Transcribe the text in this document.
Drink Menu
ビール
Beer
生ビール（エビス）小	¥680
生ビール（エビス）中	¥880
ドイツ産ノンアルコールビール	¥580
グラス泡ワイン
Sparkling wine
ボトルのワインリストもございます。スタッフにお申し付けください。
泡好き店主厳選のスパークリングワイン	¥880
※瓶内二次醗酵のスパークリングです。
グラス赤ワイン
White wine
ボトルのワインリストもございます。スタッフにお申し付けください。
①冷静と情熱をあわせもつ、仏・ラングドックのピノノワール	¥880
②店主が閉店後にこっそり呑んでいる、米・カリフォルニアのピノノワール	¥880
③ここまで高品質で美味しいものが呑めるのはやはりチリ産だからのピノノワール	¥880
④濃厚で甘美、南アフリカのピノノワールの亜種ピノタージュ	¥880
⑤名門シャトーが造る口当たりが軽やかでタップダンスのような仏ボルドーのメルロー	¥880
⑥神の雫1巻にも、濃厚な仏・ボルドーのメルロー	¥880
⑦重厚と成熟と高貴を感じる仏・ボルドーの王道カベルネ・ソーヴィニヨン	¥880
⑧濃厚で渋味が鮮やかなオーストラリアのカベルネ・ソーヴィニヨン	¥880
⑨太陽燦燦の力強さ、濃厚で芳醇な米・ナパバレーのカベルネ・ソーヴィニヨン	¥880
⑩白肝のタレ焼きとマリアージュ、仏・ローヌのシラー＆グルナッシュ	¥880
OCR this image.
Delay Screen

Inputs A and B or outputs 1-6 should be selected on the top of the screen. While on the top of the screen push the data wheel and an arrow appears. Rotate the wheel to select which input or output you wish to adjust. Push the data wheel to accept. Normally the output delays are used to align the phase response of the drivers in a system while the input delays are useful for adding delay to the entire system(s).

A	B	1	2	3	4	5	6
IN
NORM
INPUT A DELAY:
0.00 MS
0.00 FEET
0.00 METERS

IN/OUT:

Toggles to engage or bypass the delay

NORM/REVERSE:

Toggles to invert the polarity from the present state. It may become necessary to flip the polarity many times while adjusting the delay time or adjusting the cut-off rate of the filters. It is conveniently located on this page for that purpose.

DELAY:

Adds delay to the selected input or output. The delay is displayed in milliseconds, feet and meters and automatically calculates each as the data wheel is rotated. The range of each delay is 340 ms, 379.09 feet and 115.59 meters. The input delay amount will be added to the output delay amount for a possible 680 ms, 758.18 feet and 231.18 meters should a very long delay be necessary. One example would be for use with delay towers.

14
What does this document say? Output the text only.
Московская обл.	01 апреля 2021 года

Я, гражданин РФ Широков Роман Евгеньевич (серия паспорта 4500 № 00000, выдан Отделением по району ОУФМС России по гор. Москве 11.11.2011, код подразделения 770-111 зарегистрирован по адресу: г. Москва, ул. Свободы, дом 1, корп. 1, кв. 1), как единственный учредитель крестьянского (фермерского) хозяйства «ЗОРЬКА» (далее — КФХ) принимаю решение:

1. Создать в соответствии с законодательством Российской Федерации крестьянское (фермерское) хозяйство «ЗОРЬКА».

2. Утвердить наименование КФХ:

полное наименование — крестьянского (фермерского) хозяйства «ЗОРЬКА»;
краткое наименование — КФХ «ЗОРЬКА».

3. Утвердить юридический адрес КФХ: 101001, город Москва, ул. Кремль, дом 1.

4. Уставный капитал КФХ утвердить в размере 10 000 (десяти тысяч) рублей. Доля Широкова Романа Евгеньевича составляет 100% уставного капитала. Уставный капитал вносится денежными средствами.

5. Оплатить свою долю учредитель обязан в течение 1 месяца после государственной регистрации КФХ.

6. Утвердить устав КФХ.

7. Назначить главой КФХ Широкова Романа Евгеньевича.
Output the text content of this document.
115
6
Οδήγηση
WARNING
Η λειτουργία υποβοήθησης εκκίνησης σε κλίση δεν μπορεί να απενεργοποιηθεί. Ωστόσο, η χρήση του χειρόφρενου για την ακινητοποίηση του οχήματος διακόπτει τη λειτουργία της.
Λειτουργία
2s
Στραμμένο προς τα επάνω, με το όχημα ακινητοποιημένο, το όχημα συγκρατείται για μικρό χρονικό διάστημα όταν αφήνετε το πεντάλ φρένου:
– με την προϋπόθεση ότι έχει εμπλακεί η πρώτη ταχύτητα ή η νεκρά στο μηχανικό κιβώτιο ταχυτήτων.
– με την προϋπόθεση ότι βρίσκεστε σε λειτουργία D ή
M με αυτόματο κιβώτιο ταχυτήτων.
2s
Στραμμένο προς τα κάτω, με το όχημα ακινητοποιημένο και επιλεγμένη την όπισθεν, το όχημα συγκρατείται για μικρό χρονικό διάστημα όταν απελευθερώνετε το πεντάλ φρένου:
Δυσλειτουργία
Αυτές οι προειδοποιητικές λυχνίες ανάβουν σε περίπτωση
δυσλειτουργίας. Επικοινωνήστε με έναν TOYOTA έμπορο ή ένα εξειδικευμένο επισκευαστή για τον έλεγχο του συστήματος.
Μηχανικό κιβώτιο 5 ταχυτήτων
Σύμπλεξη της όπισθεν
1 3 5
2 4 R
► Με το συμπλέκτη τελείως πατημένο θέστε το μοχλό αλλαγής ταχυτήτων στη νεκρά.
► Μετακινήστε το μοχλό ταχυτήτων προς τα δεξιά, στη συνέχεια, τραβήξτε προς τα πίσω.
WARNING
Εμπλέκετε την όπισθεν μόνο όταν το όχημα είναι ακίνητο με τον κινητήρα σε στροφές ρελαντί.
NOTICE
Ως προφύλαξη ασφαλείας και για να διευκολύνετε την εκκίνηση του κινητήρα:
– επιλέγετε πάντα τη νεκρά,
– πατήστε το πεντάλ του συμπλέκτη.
· · · ·
Exercise instructions. Restate the listing in full, word for word.

Reply to the exercise.
Transcribe the text in this document.
Drink Menu
ビール
Beer
生ビール（エビス）小	¥680
生ビール（エビス）中	¥880
ドイツ産ノンアルコールビール	¥580
グラス泡ワイン
Sparkling wine
ボトルのワインリストもございます。スタッフにお申し付けください。
泡好き店主厳選のスパークリングワイン	¥880
※瓶内二次醗酵のスパークリングです。
グラス赤ワイン
White wine
ボトルのワインリストもございます。スタッフにお申し付けください。
①冷静と情熱をあわせもつ、仏・ラングドックのピノノワール	¥880
②店主が閉店後にこっそり呑んでいる、米・カリフォルニアのピノノワール	¥880
③ここまで高品質で美味しいものが呑めるのはやはりチリ産だからのピノノワール	¥880
④濃厚で甘美、南アフリカのピノノワールの亜種ピノタージュ	¥880
⑤名門シャトーが造る口当たりが軽やかでタップダンスのような仏ボルドーのメルロー	¥880
⑥神の雫1巻にも、濃厚な仏・ボルドーのメルロー	¥880
⑦重厚と成熟と高貴を感じる仏・ボルドーの王道カベルネ・ソーヴィニヨン	¥880
⑧濃厚で渋味が鮮やかなオーストラリアのカベルネ・ソーヴィニヨン	¥880
⑨太陽燦燦の力強さ、濃厚で芳醇な米・ナパバレーのカベルネ・ソーヴィニヨン	¥880
⑩白肝のタレ焼きとマリアージュ、仏・ローヌのシラー＆グルナッシュ	¥880
OCR this image.
Delay Screen

Inputs A and B or outputs 1-6 should be selected on the top of the screen. While on the top of the screen push the data wheel and an arrow appears. Rotate the wheel to select which input or output you wish to adjust. Push the data wheel to accept. Normally the output delays are used to align the phase response of the drivers in a system while the input delays are useful for adding delay to the entire system(s).

A	B	1	2	3	4	5	6
IN
NORM
INPUT A DELAY:
0.00 MS
0.00 FEET
0.00 METERS

IN/OUT:

Toggles to engage or bypass the delay

NORM/REVERSE:

Toggles to invert the polarity from the present state. It may become necessary to flip the polarity many times while adjusting the delay time or adjusting the cut-off rate of the filters. It is conveniently located on this page for that purpose.

DELAY:

Adds delay to the selected input or output. The delay is displayed in milliseconds, feet and meters and automatically calculates each as the data wheel is rotated. The range of each delay is 340 ms, 379.09 feet and 115.59 meters. The input delay amount will be added to the output delay amount for a possible 680 ms, 758.18 feet and 231.18 meters should a very long delay be necessary. One example would be for use with delay towers.

14
What does this document say? Output the text only.
Московская обл.	01 апреля 2021 года

Я, гражданин РФ Широков Роман Евгеньевич (серия паспорта 4500 № 00000, выдан Отделением по району ОУФМС России по гор. Москве 11.11.2011, код подразделения 770-111 зарегистрирован по адресу: г. Москва, ул. Свободы, дом 1, корп. 1, кв. 1), как единственный учредитель крестьянского (фермерского) хозяйства «ЗОРЬКА» (далее — КФХ) принимаю решение:

1. Создать в соответствии с законодательством Российской Федерации крестьянское (фермерское) хозяйство «ЗОРЬКА».

2. Утвердить наименование КФХ:

полное наименование — крестьянского (фермерского) хозяйства «ЗОРЬКА»;
краткое наименование — КФХ «ЗОРЬКА».

3. Утвердить юридический адрес КФХ: 101001, город Москва, ул. Кремль, дом 1.

4. Уставный капитал КФХ утвердить в размере 10 000 (десяти тысяч) рублей. Доля Широкова Романа Евгеньевича составляет 100% уставного капитала. Уставный капитал вносится денежными средствами.

5. Оплатить свою долю учредитель обязан в течение 1 месяца после государственной регистрации КФХ.

6. Утвердить устав КФХ.

7. Назначить главой КФХ Широкова Романа Евгеньевича.
Output the text content of this document.
115
6
Οδήγηση
WARNING
Η λειτουργία υποβοήθησης εκκίνησης σε κλίση δεν μπορεί να απενεργοποιηθεί. Ωστόσο, η χρήση του χειρόφρενου για την ακινητοποίηση του οχήματος διακόπτει τη λειτουργία της.
Λειτουργία
2s
Στραμμένο προς τα επάνω, με το όχημα ακινητοποιημένο, το όχημα συγκρατείται για μικρό χρονικό διάστημα όταν αφήνετε το πεντάλ φρένου:
– με την προϋπόθεση ότι έχει εμπλακεί η πρώτη ταχύτητα ή η νεκρά στο μηχανικό κιβώτιο ταχυτήτων.
– με την προϋπόθεση ότι βρίσκεστε σε λειτουργία D ή
M με αυτόματο κιβώτιο ταχυτήτων.
2s
Στραμμένο προς τα κάτω, με το όχημα ακινητοποιημένο και επιλεγμένη την όπισθεν, το όχημα συγκρατείται για μικρό χρονικό διάστημα όταν απελευθερώνετε το πεντάλ φρένου:
Δυσλειτουργία
Αυτές οι προειδοποιητικές λυχνίες ανάβουν σε περίπτωση
δυσλειτουργίας. Επικοινωνήστε με έναν TOYOTA έμπορο ή ένα εξειδικευμένο επισκευαστή για τον έλεγχο του συστήματος.
Μηχανικό κιβώτιο 5 ταχυτήτων
Σύμπλεξη της όπισθεν
1 3 5
2 4 R
► Με το συμπλέκτη τελείως πατημένο θέστε το μοχλό αλλαγής ταχυτήτων στη νεκρά.
► Μετακινήστε το μοχλό ταχυτήτων προς τα δεξιά, στη συνέχεια, τραβήξτε προς τα πίσω.
WARNING
Εμπλέκετε την όπισθεν μόνο όταν το όχημα είναι ακίνητο με τον κινητήρα σε στροφές ρελαντί.
NOTICE
Ως προφύλαξη ασφαλείας και για να διευκολύνετε την εκκίνηση του κινητήρα:
– επιλέγετε πάντα τη νεκρά,
– πατήστε το πεντάλ του συμπλέκτη.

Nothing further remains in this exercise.